## REQUIRED TASK 1
From the plan excerpt, reproduce the passage between "(b)           Special Rule" and "of additional Awards.", inclusive.
## REQUIRED TASK 2
According to the plan excerpt, what is the aggregate number of Shares deliverable upon the exercise of Awards?

## PROVIDED TEXT
Begin

4.             Shares Subject to the Plan.

 

(a)           General. Except as otherwise required by the provisions of Section 14, the aggregate number of Shares deliverable upon the exercise of Awards shall be 1,215,000.  Optioned Shares may either be authorized but unissued Shares or Shares held in treasury to the extent allowed by Maryland law. If Awards should expire, become unexercisable or be forfeited for any reason without having been exercised or become vested in full, the Optioned Shares shall be available for the grant of additional Awards under the Plan, unless the Plan shall have been terminated.

 

(b)           Special Rule for SARs. Not in limitation of the provisions of Section 4(a), the number of Shares with respect to which a SAR is granted, and not the number of Shares delivered upon the exercise of the SAR, shall be charged against the aggregate number of Shares remaining available under the Plan, provided, however, that in the case of a SAR granted in tandem with an Option, under circumstances where the exercise of the Option results in the termination of the SAR, or vice versa, only the number of Shares subject to the Option shall be charged against the aggregate number of Shares remaining available under the Plan.  The Shares related to an Option as to which Option rights have been terminated as a result of the exercise of a related SAR shall not be available for the grant of additional Awards.

End

## RECORD LIST
Begin

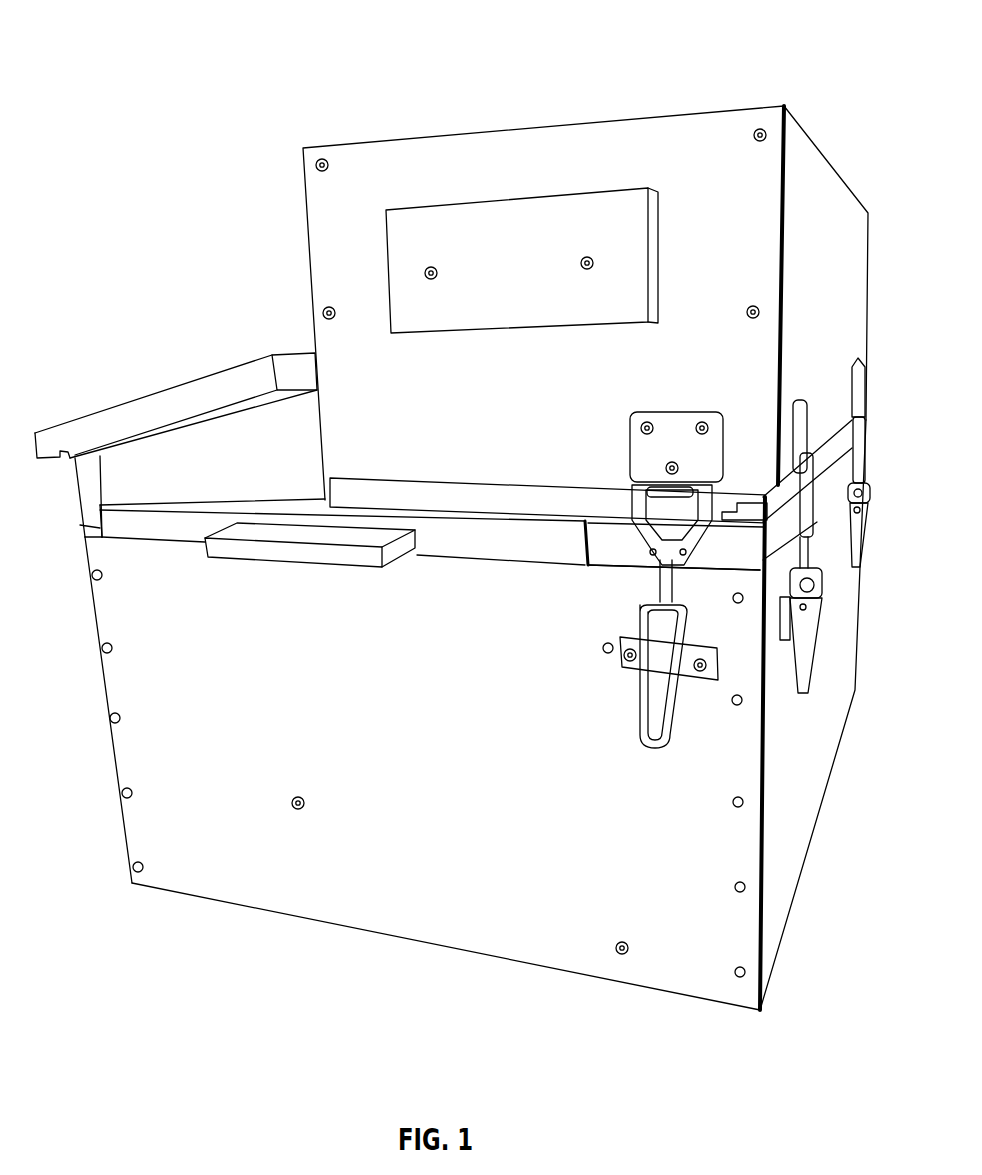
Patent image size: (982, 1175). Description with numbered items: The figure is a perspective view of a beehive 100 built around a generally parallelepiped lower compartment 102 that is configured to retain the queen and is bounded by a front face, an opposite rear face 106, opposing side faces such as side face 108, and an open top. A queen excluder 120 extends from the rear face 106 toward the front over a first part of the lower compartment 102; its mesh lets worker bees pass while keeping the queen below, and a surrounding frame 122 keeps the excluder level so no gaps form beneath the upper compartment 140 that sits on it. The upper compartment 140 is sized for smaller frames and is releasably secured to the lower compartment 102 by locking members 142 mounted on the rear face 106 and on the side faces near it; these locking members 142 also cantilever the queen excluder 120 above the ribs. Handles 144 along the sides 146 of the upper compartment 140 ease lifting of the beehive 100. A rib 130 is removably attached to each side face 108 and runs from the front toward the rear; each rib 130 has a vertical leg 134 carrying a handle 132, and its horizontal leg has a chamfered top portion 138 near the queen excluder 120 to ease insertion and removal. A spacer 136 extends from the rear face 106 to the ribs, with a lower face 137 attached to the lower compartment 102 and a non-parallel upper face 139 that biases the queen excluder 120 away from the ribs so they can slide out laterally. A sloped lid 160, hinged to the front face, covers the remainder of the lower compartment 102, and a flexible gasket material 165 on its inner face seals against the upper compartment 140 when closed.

The beehive 100 is at (130, 52).
The lower compartment 102 is at (573, 973).
The rear face 106 is at (782, 865).
The side face 108 is at (695, 993).
The queen excluder 120 is at (433, 495).
The frame 122 is at (752, 518).
The rib 130 is at (482, 540).
The handle 132 is at (292, 558).
The vertical leg 134 is at (163, 527).
The spacer 136 is at (732, 540).
The lower face 137 is at (620, 563).
The chamfered top portion 138 is at (580, 528).
The upper face 139 is at (605, 528).
The upper compartment 140 is at (820, 187).
The locking member 142 is at (672, 423).
The handle 144 is at (653, 215).
The side 146 is at (390, 163).
The lid 160 is at (50, 440).
The flexible gasket material 165 is at (303, 365).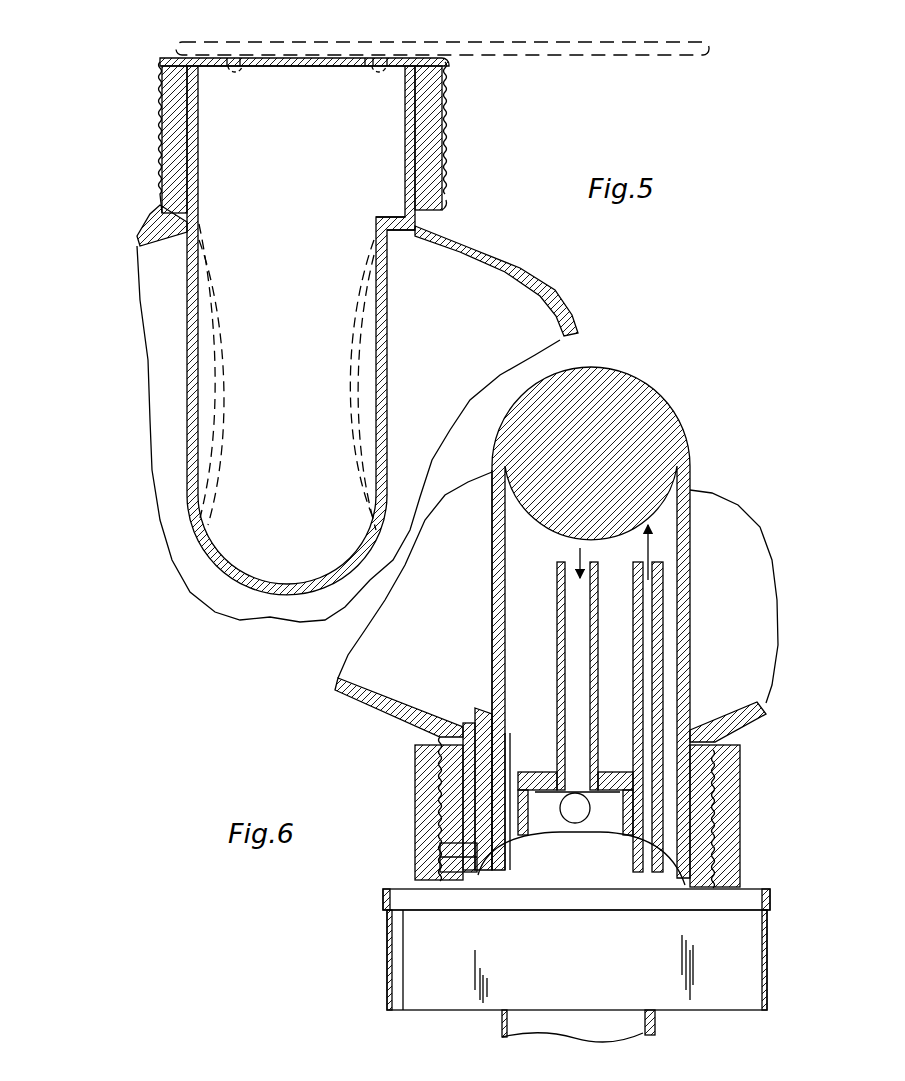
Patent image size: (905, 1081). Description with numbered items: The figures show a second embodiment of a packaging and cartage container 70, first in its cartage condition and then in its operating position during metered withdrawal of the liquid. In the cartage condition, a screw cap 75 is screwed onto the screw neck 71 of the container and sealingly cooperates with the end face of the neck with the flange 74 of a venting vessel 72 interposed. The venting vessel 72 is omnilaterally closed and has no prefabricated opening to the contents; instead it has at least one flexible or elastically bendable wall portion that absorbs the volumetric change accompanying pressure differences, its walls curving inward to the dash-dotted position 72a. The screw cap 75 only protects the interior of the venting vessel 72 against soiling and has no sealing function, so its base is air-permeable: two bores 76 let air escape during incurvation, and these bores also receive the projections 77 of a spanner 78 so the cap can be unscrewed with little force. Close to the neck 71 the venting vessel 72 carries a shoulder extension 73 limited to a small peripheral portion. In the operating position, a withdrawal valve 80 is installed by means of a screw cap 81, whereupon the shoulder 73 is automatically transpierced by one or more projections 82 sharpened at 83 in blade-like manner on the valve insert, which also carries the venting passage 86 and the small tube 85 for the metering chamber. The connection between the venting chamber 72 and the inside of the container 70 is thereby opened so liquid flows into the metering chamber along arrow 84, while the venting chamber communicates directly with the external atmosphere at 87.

In FIG. 5, the packaging and cartage container 70 is at (570, 315).
In FIG. 6, the packaging and cartage container 70 is at (360, 702).
In FIG. 5, the screw neck 71 is at (440, 213).
In FIG. 6, the screw neck 71 is at (453, 778).
In FIG. 5, the venting vessel 72 is at (386, 346).
In FIG. 6, the venting vessel 72 is at (690, 462).
In FIG. 5, the incurved wall position of venting vessel 72a is at (350, 432).
In FIG. 5, the shoulder extension 73 is at (388, 212).
In FIG. 6, the shoulder extension 73 is at (467, 723).
In FIG. 5, the flange 74 is at (448, 70).
In FIG. 6, the flange 74 is at (450, 850).
In FIG. 5, the screw cap 75 is at (448, 160).
In FIG. 5, the bores 76 is at (363, 68).
In FIG. 5, the projections 77 is at (378, 72).
In FIG. 5, the spanner 78 is at (611, 58).
In FIG. 6, the withdrawal valve 80 is at (356, 958).
In FIG. 6, the screw cap 81 is at (420, 847).
In FIG. 6, the projections 82 is at (500, 782).
In FIG. 6, the sharpened edge 83 is at (490, 730).
In FIG. 6, the arrow 84 is at (492, 700).
In FIG. 6, the small tube 85 is at (562, 650).
In FIG. 6, the venting passage 86 is at (637, 562).
In FIG. 6, the atmospheric communication opening 87 is at (746, 887).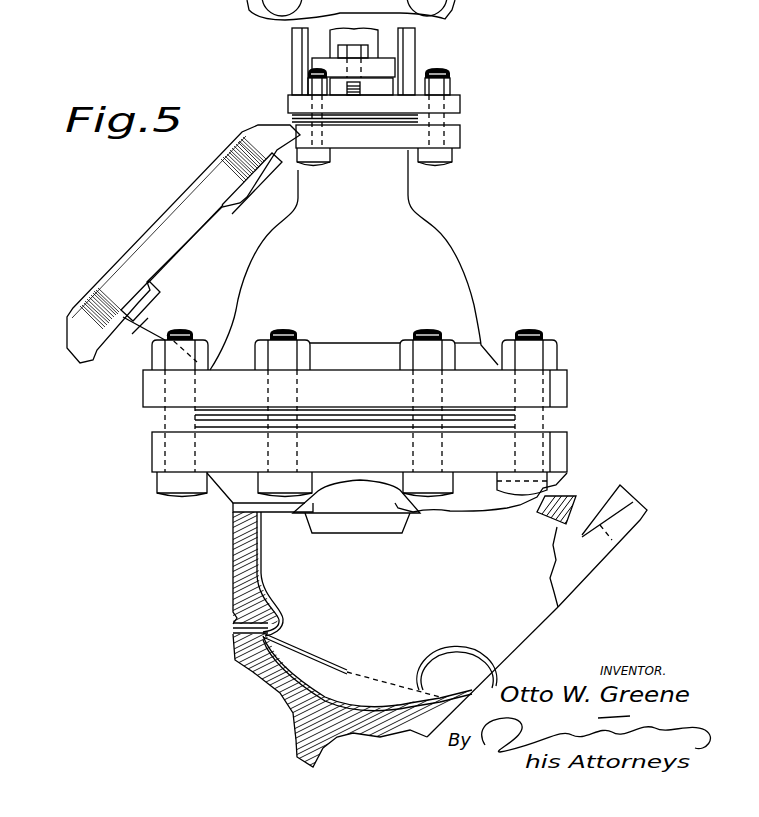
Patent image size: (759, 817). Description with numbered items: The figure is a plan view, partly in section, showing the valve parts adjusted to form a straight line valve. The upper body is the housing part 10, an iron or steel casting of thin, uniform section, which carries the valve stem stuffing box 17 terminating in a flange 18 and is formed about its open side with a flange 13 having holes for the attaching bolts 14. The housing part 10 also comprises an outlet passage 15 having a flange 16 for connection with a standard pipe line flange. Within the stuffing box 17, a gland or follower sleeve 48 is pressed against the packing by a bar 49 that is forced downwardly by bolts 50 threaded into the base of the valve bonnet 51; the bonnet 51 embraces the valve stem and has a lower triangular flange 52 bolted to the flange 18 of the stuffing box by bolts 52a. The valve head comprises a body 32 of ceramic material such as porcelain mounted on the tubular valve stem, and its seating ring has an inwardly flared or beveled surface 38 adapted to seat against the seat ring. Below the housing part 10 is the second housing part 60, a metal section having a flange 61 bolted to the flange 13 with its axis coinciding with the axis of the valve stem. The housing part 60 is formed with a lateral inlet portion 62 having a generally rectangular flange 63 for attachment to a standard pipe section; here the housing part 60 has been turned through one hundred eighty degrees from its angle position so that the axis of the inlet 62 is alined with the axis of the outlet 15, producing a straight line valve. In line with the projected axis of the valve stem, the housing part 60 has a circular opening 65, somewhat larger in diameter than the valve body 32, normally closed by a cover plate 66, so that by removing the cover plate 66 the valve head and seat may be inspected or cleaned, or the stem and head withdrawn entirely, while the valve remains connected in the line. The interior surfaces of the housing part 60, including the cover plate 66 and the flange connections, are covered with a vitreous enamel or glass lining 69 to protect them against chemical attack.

End

## FINAL ANSWER 1
(b)           Special Rule for SARs. Not in limitation of the provisions of Section 4(a), the number of Shares with respect to which a SAR is granted, and not the number of Shares delivered upon the exercise of the SAR, shall be charged against the aggregate number of Shares remaining available under the Plan, provided, however, that in the case of a SAR granted in tandem with an Option, under circumstances where the exercise of the Option results in the termination of the SAR, or vice versa, only the number of Shares subject to the Option shall be charged against the aggregate number of Shares remaining available under the Plan.  The Shares related to an Option as to which Option rights have been terminated as a result of the exercise of a related SAR shall not be available for the grant of additional Awards.

## FINAL ANSWER 2
1,215,000 Shares, except as otherwise required by the provisions of Section 14.